- Records -
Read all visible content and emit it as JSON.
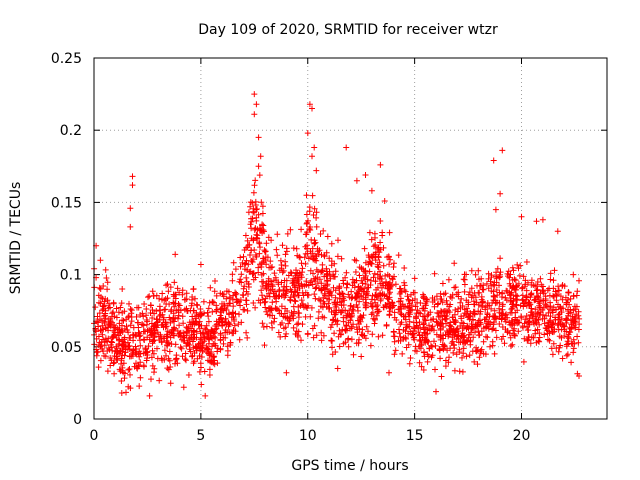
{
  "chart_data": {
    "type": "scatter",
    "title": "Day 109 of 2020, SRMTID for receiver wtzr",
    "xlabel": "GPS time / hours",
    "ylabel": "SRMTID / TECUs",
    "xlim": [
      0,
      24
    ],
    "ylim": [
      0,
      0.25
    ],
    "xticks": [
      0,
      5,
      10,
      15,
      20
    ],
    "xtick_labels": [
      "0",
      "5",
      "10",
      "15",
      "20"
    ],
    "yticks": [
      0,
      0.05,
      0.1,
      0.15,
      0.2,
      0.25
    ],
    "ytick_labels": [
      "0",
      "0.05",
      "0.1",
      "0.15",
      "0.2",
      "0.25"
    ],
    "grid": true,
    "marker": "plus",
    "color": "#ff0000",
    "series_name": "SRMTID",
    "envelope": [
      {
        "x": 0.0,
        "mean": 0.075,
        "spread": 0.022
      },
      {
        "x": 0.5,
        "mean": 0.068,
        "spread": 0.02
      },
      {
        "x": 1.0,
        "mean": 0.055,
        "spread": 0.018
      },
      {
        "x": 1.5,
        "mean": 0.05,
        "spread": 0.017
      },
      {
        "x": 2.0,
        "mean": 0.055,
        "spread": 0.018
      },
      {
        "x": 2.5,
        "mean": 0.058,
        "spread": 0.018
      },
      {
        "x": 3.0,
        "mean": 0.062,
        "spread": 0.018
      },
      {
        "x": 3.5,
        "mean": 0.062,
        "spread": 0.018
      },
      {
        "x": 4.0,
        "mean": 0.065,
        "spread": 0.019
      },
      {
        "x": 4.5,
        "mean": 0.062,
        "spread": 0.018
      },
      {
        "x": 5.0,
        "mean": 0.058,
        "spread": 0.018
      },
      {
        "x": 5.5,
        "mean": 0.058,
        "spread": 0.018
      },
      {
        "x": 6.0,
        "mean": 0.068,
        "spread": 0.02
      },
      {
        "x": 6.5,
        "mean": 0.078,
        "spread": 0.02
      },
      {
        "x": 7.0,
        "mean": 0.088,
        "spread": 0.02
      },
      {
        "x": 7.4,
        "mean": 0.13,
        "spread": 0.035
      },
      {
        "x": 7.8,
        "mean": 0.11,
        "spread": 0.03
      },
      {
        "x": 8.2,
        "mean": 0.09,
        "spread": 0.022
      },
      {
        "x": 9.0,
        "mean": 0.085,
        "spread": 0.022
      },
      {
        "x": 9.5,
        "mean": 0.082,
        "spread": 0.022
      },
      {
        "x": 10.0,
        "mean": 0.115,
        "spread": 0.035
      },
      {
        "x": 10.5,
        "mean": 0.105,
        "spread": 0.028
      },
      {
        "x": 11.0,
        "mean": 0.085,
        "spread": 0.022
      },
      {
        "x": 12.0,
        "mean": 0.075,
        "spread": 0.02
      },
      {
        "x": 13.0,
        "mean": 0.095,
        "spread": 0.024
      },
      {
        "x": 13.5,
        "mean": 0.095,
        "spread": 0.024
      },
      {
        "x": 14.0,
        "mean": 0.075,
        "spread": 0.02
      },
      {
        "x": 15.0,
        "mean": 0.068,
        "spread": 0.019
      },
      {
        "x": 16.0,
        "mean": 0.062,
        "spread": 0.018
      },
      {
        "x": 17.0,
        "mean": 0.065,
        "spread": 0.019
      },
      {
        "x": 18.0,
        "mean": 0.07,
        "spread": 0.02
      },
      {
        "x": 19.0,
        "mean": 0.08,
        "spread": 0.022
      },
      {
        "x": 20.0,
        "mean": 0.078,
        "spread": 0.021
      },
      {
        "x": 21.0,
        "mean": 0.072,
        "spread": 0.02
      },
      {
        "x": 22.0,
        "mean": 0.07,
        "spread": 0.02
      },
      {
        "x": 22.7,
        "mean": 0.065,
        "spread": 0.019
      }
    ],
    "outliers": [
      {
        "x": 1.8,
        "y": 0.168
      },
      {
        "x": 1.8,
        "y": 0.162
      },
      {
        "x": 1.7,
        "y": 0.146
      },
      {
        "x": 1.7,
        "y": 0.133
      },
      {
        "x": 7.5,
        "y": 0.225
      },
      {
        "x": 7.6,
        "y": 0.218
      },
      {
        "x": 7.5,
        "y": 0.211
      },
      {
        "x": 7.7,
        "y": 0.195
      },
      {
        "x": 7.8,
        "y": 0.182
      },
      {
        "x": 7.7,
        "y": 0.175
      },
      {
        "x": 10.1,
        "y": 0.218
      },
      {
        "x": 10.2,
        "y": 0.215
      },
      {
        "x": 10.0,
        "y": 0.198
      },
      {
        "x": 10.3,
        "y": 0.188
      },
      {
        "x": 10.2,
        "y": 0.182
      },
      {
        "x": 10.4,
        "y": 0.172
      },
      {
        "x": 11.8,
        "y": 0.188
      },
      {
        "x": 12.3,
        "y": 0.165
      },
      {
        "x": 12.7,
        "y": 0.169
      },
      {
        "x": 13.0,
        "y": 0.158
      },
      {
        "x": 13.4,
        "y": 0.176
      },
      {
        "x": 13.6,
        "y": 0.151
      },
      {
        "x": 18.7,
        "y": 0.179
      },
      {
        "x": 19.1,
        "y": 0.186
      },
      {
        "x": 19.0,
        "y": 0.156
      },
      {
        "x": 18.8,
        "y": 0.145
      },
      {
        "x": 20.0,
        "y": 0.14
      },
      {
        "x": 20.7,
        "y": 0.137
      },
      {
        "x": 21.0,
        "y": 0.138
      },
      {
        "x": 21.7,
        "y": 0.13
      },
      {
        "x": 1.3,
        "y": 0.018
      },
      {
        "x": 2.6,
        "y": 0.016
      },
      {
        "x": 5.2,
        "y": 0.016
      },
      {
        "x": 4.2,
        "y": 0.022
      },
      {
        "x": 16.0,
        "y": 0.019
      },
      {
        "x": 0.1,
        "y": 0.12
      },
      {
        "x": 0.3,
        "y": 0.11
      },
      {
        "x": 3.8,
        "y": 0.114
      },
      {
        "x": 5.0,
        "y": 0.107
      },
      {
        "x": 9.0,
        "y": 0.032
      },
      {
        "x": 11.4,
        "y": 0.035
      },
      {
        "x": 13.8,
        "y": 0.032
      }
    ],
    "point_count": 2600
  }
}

- Challenge -
Copy every line from the records above that contains the word "SRMTID".

- Complete response -
    "title": "Day 109 of 2020, SRMTID for receiver wtzr",
    "ylabel": "SRMTID / TECUs",
    "series_name": "SRMTID",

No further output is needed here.